**** Data to use ****

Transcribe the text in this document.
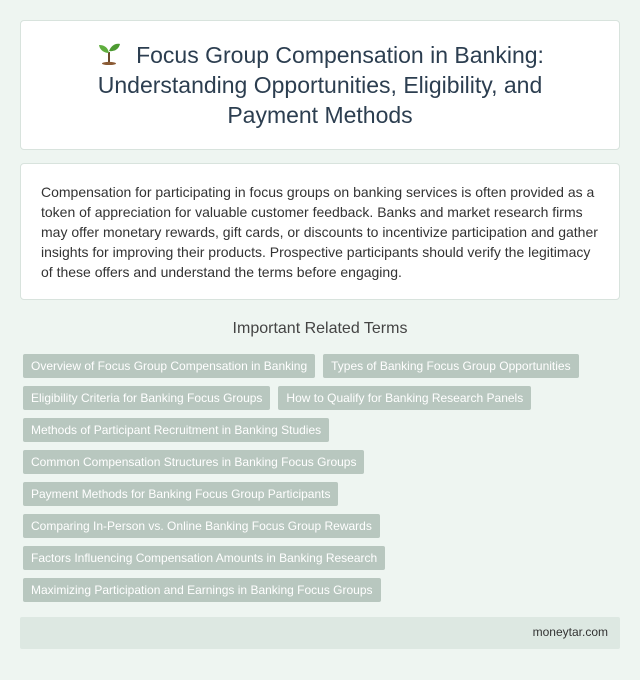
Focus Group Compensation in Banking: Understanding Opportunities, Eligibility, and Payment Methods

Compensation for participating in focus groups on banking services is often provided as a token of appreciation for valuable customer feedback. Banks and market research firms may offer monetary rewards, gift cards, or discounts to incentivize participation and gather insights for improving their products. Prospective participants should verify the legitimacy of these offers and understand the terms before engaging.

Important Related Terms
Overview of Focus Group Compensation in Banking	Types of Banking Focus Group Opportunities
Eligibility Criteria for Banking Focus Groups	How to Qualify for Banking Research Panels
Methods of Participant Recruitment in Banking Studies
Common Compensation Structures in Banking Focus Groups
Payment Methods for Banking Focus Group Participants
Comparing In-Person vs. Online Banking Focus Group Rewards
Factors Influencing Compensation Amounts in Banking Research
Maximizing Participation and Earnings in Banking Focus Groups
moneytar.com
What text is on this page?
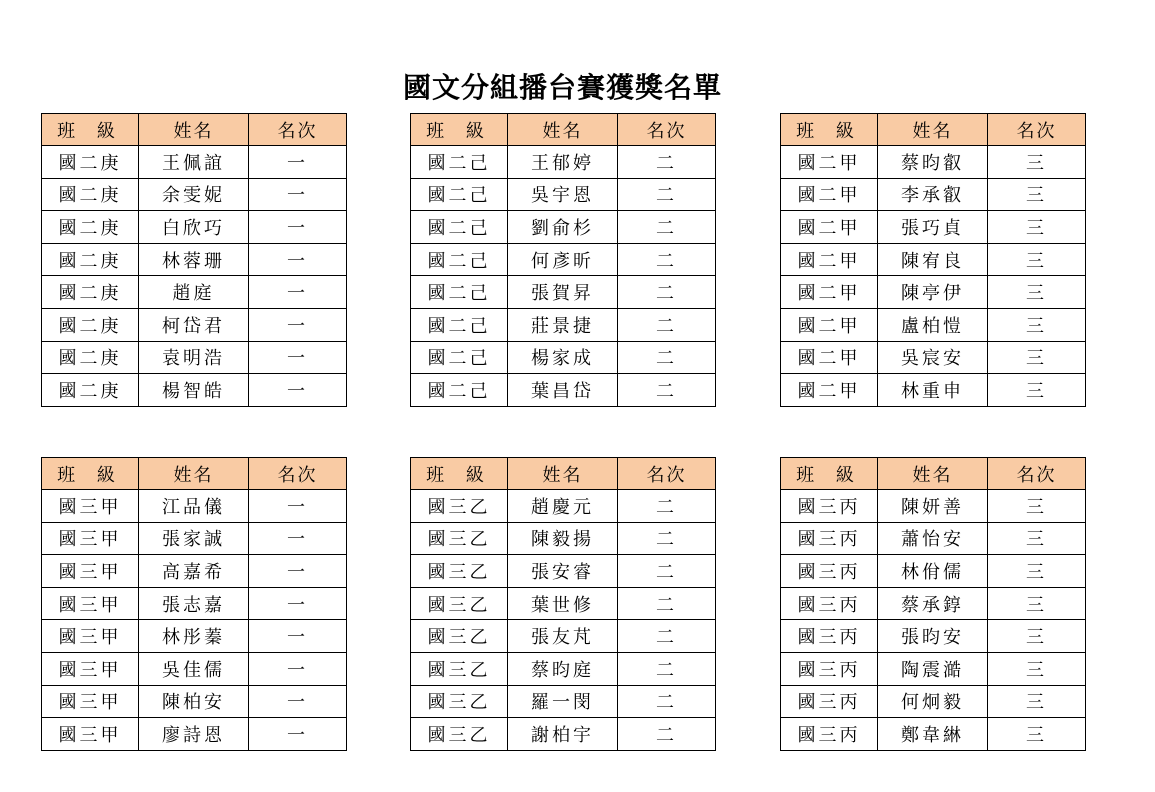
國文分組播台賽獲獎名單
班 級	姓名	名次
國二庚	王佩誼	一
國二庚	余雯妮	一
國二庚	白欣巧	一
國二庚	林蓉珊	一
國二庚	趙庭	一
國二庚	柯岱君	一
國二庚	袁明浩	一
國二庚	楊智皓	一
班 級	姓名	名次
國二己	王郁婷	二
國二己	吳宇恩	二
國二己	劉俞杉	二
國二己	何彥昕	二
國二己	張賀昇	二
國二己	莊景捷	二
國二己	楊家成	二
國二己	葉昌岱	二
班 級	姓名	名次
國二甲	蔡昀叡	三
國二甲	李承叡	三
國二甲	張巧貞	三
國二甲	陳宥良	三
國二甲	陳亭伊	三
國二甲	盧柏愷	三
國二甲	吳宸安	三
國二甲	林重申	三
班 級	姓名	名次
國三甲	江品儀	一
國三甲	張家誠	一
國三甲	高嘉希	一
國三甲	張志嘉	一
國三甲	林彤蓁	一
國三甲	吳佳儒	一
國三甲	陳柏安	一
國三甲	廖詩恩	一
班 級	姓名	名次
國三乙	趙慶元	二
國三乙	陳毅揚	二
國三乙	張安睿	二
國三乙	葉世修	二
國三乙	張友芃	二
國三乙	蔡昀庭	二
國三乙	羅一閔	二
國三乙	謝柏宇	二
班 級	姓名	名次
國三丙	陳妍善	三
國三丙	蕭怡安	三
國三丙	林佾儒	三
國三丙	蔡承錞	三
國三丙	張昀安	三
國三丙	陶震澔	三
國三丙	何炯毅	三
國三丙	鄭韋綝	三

****

Gather up, from the records above, each line where the word "this" appears.

#### [Reply to the task]
Transcribe the text in this document.
What text is on this page?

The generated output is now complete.